AIM | Copy the rows below word for word, from the first row up to and including the line that contains "204, 659, 271]".

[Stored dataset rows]
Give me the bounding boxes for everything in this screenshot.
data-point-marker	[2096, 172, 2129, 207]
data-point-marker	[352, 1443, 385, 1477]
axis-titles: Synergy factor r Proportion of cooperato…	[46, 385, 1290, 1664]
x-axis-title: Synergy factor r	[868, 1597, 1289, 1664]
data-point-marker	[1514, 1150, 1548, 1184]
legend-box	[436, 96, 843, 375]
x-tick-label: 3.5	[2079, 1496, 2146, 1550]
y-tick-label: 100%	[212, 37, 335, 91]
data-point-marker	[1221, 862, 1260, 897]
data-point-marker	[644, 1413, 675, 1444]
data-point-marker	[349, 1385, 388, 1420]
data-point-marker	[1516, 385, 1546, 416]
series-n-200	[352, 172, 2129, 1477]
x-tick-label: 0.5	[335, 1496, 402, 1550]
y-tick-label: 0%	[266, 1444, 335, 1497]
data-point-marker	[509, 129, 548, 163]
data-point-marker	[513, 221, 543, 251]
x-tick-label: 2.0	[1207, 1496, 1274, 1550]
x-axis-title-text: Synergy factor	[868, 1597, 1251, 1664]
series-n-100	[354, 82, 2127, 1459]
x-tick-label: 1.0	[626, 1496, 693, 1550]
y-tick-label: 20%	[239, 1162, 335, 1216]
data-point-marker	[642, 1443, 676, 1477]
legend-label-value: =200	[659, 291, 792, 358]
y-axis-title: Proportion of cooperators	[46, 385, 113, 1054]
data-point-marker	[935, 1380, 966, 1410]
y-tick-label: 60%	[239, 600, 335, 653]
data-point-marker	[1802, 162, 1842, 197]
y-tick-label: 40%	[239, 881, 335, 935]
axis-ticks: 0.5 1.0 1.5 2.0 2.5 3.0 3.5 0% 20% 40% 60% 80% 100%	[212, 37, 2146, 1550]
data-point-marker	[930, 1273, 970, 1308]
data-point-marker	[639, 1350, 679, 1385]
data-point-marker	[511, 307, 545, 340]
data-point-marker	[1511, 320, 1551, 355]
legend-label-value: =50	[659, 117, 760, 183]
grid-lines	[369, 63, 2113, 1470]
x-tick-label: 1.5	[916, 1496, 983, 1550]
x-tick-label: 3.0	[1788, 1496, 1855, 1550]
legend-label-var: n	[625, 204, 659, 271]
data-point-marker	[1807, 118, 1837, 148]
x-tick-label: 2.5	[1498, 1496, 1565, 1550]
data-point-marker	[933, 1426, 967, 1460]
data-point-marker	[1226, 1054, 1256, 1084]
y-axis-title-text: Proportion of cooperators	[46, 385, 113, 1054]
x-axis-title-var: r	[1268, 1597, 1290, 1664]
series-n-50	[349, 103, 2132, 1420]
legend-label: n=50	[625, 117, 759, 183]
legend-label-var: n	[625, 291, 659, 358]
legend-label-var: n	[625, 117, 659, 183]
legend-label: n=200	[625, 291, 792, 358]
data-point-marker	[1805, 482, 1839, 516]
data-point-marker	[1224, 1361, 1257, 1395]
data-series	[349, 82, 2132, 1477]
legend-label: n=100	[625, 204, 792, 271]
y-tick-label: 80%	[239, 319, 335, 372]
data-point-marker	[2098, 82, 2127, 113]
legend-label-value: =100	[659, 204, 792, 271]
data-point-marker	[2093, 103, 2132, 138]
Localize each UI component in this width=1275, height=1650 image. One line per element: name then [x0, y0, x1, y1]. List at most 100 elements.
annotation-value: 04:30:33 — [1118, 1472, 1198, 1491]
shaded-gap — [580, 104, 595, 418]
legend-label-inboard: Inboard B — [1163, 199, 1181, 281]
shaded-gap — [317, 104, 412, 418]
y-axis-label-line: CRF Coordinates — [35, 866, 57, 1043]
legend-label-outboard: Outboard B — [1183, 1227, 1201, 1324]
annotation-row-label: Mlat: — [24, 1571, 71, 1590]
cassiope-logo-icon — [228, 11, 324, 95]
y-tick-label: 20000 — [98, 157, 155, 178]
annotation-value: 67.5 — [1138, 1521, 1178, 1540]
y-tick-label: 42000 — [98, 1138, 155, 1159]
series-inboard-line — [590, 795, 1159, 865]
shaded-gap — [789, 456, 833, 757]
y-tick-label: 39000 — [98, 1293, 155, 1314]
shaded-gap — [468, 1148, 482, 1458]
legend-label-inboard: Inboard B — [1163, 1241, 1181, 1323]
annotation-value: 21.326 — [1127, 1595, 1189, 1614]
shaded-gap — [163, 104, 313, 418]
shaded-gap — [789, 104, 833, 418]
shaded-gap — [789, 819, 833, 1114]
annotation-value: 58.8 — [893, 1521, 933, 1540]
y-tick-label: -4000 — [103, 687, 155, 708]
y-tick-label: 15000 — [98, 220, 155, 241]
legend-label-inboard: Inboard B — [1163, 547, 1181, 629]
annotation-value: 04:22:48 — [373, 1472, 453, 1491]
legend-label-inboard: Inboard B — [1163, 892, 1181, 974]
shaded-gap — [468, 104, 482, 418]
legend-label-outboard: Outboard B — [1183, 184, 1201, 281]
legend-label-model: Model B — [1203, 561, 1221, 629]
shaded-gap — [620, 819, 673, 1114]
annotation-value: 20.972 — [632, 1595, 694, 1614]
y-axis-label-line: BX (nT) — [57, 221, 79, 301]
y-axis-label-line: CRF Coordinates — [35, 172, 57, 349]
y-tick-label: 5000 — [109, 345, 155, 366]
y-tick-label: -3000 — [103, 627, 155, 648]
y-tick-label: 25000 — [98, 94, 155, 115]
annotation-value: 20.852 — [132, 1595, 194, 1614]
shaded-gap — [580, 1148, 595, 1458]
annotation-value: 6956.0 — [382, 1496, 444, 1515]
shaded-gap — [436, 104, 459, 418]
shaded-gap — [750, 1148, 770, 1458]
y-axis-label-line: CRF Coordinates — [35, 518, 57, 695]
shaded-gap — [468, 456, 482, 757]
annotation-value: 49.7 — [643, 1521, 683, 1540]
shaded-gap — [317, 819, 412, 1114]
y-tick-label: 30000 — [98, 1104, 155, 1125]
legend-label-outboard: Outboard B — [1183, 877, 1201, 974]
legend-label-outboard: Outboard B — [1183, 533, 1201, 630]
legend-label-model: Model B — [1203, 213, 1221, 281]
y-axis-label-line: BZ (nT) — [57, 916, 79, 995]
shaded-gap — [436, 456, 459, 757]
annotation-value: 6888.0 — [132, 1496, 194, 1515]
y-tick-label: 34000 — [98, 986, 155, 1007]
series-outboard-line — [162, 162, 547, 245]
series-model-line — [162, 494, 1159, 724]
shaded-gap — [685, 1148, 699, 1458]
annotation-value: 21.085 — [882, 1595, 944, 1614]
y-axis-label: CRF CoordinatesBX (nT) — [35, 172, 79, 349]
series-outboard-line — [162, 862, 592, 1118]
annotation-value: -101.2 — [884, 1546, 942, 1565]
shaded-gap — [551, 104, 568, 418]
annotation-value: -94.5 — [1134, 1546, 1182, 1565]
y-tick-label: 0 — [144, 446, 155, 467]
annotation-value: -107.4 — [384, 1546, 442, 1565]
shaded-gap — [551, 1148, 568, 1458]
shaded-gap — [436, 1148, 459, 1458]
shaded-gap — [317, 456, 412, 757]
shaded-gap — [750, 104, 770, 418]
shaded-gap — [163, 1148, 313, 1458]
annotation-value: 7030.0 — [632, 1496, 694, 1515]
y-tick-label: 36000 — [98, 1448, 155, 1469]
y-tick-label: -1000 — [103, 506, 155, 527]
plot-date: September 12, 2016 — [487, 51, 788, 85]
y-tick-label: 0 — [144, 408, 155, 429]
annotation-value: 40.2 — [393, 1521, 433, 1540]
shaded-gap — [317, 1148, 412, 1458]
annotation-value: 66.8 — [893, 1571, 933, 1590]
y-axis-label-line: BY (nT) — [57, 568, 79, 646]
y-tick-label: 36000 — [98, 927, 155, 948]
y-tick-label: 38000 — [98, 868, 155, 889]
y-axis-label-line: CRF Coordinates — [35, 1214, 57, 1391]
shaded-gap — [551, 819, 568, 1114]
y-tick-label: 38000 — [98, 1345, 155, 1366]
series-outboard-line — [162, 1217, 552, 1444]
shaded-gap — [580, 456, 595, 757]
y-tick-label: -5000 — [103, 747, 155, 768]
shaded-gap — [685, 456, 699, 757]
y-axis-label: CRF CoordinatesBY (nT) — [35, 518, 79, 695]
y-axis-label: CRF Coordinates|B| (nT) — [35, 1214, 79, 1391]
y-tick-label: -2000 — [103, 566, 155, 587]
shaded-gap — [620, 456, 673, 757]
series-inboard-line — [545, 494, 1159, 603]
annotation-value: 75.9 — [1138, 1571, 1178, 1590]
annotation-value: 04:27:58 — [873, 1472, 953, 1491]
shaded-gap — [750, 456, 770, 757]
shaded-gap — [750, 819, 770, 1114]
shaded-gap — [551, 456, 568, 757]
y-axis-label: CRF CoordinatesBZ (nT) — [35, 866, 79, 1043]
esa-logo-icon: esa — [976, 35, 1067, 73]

ANSWER TO THIS TASK |
Give me the bounding boxes for everything in this screenshot.
data-point-marker	[2096, 172, 2129, 207]
data-point-marker	[352, 1443, 385, 1477]
axis-titles: Synergy factor r Proportion of cooperato…	[46, 385, 1290, 1664]
x-axis-title: Synergy factor r	[868, 1597, 1289, 1664]
data-point-marker	[1514, 1150, 1548, 1184]
legend-box	[436, 96, 843, 375]
x-tick-label: 3.5	[2079, 1496, 2146, 1550]
y-tick-label: 100%	[212, 37, 335, 91]
data-point-marker	[1221, 862, 1260, 897]
data-point-marker	[644, 1413, 675, 1444]
data-point-marker	[349, 1385, 388, 1420]
data-point-marker	[1516, 385, 1546, 416]
series-n-200	[352, 172, 2129, 1477]
x-tick-label: 0.5	[335, 1496, 402, 1550]
y-tick-label: 0%	[266, 1444, 335, 1497]
data-point-marker	[509, 129, 548, 163]
data-point-marker	[513, 221, 543, 251]
x-tick-label: 2.0	[1207, 1496, 1274, 1550]
x-axis-title-text: Synergy factor	[868, 1597, 1251, 1664]
series-n-100	[354, 82, 2127, 1459]
x-tick-label: 1.0	[626, 1496, 693, 1550]
y-tick-label: 20%	[239, 1162, 335, 1216]
data-point-marker	[642, 1443, 676, 1477]
legend-label-value: =200	[659, 291, 792, 358]
y-axis-title: Proportion of cooperators	[46, 385, 113, 1054]
data-point-marker	[935, 1380, 966, 1410]
y-tick-label: 60%	[239, 600, 335, 653]
data-point-marker	[1802, 162, 1842, 197]
y-tick-label: 40%	[239, 881, 335, 935]
axis-ticks: 0.5 1.0 1.5 2.0 2.5 3.0 3.5 0% 20% 40% 60% 80% 100%	[212, 37, 2146, 1550]
data-point-marker	[930, 1273, 970, 1308]
data-point-marker	[639, 1350, 679, 1385]
data-point-marker	[511, 307, 545, 340]
data-point-marker	[1511, 320, 1551, 355]
legend-label-value: =50	[659, 117, 760, 183]
grid-lines	[369, 63, 2113, 1470]
x-tick-label: 1.5	[916, 1496, 983, 1550]
x-tick-label: 3.0	[1788, 1496, 1855, 1550]
legend-label-var: n	[625, 204, 659, 271]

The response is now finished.